**Aim of the task:** The records that follow are to be repeated exactly, with the pictures removed.

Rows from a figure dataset

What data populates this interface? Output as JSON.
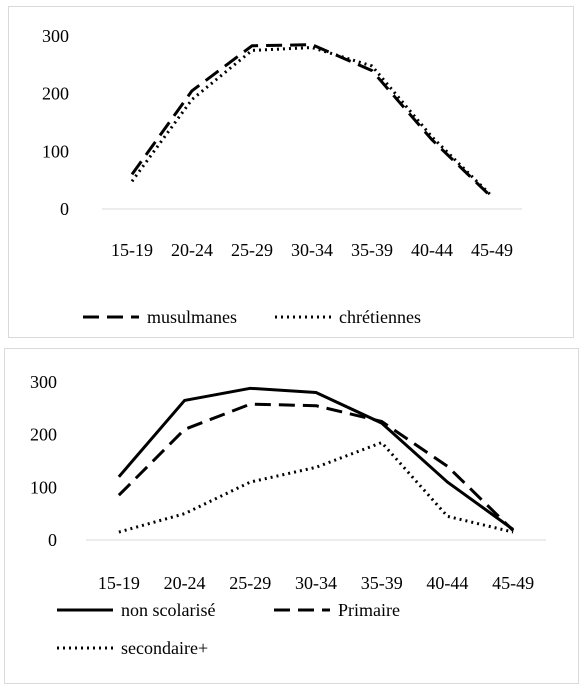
{
  "chart_data": [
    {
      "type": "line",
      "title": "",
      "xlabel": "",
      "ylabel": "",
      "categories": [
        "15-19",
        "20-24",
        "25-29",
        "30-34",
        "35-39",
        "40-44",
        "45-49"
      ],
      "yticks": [
        "0",
        "100",
        "200",
        "300"
      ],
      "ylim": [
        0,
        300
      ],
      "grid": false,
      "legend_position": "bottom",
      "series": [
        {
          "name": "musulmanes",
          "values": [
            60,
            205,
            283,
            285,
            240,
            120,
            20
          ],
          "style": "dashed",
          "color": "#000000"
        },
        {
          "name": "chrétiennes",
          "values": [
            48,
            190,
            275,
            280,
            248,
            125,
            22
          ],
          "style": "dotted",
          "color": "#000000"
        }
      ]
    },
    {
      "type": "line",
      "title": "",
      "xlabel": "",
      "ylabel": "",
      "categories": [
        "15-19",
        "20-24",
        "25-29",
        "30-34",
        "35-39",
        "40-44",
        "45-49"
      ],
      "yticks": [
        "0",
        "100",
        "200",
        "300"
      ],
      "ylim": [
        0,
        300
      ],
      "grid": false,
      "legend_position": "bottom",
      "series": [
        {
          "name": "non scolarisé",
          "values": [
            120,
            265,
            288,
            280,
            222,
            110,
            20
          ],
          "style": "solid",
          "color": "#000000"
        },
        {
          "name": "Primaire",
          "values": [
            85,
            210,
            258,
            255,
            225,
            140,
            18
          ],
          "style": "dashed",
          "color": "#000000"
        },
        {
          "name": "secondaire+",
          "values": [
            15,
            50,
            110,
            138,
            185,
            45,
            15
          ],
          "style": "dotted",
          "color": "#000000"
        }
      ]
    }
  ]
}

**Response below:**
What data populates this interface? Output as JSON.
{
  "chart_data": [
    {
      "type": "line",
      "title": "",
      "xlabel": "",
      "ylabel": "",
      "categories": [
        "15-19",
        "20-24",
        "25-29",
        "30-34",
        "35-39",
        "40-44",
        "45-49"
      ],
      "yticks": [
        "0",
        "100",
        "200",
        "300"
      ],
      "ylim": [
        0,
        300
      ],
      "grid": false,
      "legend_position": "bottom",
      "series": [
        {
          "name": "musulmanes",
          "values": [
            60,
            205,
            283,
            285,
            240,
            120,
            20
          ],
          "style": "dashed",
          "color": "#000000"
        },
        {
          "name": "chrétiennes",
          "values": [
            48,
            190,
            275,
            280,
            248,
            125,
            22
          ],
          "style": "dotted",
          "color": "#000000"
        }
      ]
    },
    {
      "type": "line",
      "title": "",
      "xlabel": "",
      "ylabel": "",
      "categories": [
        "15-19",
        "20-24",
        "25-29",
        "30-34",
        "35-39",
        "40-44",
        "45-49"
      ],
      "yticks": [
        "0",
        "100",
        "200",
        "300"
      ],
      "ylim": [
        0,
        300
      ],
      "grid": false,
      "legend_position": "bottom",
      "series": [
        {
          "name": "non scolarisé",
          "values": [
            120,
            265,
            288,
            280,
            222,
            110,
            20
          ],
          "style": "solid",
          "color": "#000000"
        },
        {
          "name": "Primaire",
          "values": [
            85,
            210,
            258,
            255,
            225,
            140,
            18
          ],
          "style": "dashed",
          "color": "#000000"
        },
        {
          "name": "secondaire+",
          "values": [
            15,
            50,
            110,
            138,
            185,
            45,
            15
          ],
          "style": "dotted",
          "color": "#000000"
        }
      ]
    }
  ]
}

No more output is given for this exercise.